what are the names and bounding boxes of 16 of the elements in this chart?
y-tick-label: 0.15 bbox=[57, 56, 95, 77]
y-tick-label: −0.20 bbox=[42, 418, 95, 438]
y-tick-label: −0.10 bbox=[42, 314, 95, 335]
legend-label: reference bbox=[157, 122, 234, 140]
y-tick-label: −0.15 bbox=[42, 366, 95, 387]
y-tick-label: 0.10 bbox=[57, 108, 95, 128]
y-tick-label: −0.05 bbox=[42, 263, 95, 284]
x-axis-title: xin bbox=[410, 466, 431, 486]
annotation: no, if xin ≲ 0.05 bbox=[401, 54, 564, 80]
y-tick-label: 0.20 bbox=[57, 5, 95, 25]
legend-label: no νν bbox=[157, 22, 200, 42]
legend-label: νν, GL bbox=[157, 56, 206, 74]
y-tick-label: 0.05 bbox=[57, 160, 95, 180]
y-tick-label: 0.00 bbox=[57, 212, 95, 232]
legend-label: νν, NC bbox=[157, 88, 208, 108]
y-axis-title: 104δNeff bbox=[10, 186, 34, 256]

_Opdrachtdoel_
Zet alle rijen hierboven om in een Markdown-tabel met de kolommen Nr en Inhoud, en laat lege rijen weg.

_Resultaat opdracht_
| Nr | Inhoud |
|---|---|
| 1 | what are the names and bounding boxes of 16 of the elements in this chart? |
| 2 | y-tick-label: 0.15 bbox=[57, 56, 95, 77] |
| 3 | y-tick-label: −0.20 bbox=[42, 418, 95, 438] |
| 4 | y-tick-label: −0.10 bbox=[42, 314, 95, 335] |
| 5 | legend-label: reference bbox=[157, 122, 234, 140] |
| 6 | y-tick-label: −0.15 bbox=[42, 366, 95, 387] |
| 7 | y-tick-label: 0.10 bbox=[57, 108, 95, 128] |
| 8 | y-tick-label: −0.05 bbox=[42, 263, 95, 284] |
| 9 | x-axis-title: xin bbox=[410, 466, 431, 486] |
| 10 | annotation: no, if xin ≲ 0.05 bbox=[401, 54, 564, 80] |
| 11 | y-tick-label: 0.20 bbox=[57, 5, 95, 25] |
| 12 | legend-label: no νν bbox=[157, 22, 200, 42] |
| 13 | legend-label: νν, GL bbox=[157, 56, 206, 74] |
| 14 | y-tick-label: 0.05 bbox=[57, 160, 95, 180] |
| 15 | y-tick-label: 0.00 bbox=[57, 212, 95, 232] |
| 16 | legend-label: νν, NC bbox=[157, 88, 208, 108] |
| 17 | y-axis-title: 104δNeff bbox=[10, 186, 34, 256] |